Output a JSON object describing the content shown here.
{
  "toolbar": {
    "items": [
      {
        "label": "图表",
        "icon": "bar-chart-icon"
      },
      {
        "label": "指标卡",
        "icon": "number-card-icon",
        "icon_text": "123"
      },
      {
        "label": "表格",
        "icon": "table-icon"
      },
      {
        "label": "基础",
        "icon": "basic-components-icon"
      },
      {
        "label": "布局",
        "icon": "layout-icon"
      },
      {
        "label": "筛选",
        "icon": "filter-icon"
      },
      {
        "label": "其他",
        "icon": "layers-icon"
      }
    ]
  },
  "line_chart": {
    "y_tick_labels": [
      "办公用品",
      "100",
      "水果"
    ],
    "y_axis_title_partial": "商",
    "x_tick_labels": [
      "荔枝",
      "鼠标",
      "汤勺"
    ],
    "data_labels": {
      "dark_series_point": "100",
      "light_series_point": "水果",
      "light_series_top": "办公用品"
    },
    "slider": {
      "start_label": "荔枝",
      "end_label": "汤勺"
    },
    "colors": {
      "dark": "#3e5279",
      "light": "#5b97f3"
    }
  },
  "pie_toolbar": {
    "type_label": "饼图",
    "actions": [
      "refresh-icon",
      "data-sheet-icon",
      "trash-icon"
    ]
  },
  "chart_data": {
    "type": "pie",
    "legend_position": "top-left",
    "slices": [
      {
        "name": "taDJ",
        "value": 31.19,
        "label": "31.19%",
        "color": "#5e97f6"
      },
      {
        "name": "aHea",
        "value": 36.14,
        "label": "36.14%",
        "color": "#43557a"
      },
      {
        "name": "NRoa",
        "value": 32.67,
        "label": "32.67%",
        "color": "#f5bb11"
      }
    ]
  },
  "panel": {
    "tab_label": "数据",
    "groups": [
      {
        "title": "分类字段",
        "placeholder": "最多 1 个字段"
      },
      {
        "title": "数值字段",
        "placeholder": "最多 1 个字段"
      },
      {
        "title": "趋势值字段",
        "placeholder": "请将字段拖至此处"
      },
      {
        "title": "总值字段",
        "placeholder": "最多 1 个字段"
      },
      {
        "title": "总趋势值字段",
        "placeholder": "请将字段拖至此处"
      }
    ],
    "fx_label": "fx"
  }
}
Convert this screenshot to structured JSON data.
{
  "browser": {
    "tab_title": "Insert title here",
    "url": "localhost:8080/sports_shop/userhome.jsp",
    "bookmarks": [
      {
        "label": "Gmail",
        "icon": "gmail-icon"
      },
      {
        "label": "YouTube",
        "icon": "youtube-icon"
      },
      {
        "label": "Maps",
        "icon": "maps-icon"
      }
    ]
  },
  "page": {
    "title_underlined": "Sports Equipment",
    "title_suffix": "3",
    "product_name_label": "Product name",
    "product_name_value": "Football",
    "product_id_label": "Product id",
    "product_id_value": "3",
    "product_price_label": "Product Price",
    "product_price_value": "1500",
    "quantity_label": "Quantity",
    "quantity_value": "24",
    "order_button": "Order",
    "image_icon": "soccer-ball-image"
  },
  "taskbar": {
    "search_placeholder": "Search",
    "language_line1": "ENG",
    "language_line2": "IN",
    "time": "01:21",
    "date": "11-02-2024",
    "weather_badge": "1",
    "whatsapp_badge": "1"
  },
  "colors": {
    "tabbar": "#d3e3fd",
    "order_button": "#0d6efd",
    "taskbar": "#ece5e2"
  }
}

====================

Take the line that contains "Convert this screenshot" and each line after it down to the last of the records, and retype them exactly; add nothing else.

WRITTEN ANSWER
Convert this screenshot to structured JSON data.
{
  "browser": {
    "tab_title": "Insert title here",
    "url": "localhost:8080/sports_shop/userhome.jsp",
    "bookmarks": [
      {
        "label": "Gmail",
        "icon": "gmail-icon"
      },
      {
        "label": "YouTube",
        "icon": "youtube-icon"
      },
      {
        "label": "Maps",
        "icon": "maps-icon"
      }
    ]
  },
  "page": {
    "title_underlined": "Sports Equipment",
    "title_suffix": "3",
    "product_name_label": "Product name",
    "product_name_value": "Football",
    "product_id_label": "Product id",
    "product_id_value": "3",
    "product_price_label": "Product Price",
    "product_price_value": "1500",
    "quantity_label": "Quantity",
    "quantity_value": "24",
    "order_button": "Order",
    "image_icon": "soccer-ball-image"
  },
  "taskbar": {
    "search_placeholder": "Search",
    "language_line1": "ENG",
    "language_line2": "IN",
    "time": "01:21",
    "date": "11-02-2024",
    "weather_badge": "1",
    "whatsapp_badge": "1"
  },
  "colors": {
    "tabbar": "#d3e3fd",
    "order_button": "#0d6efd",
    "taskbar": "#ece5e2"
  }
}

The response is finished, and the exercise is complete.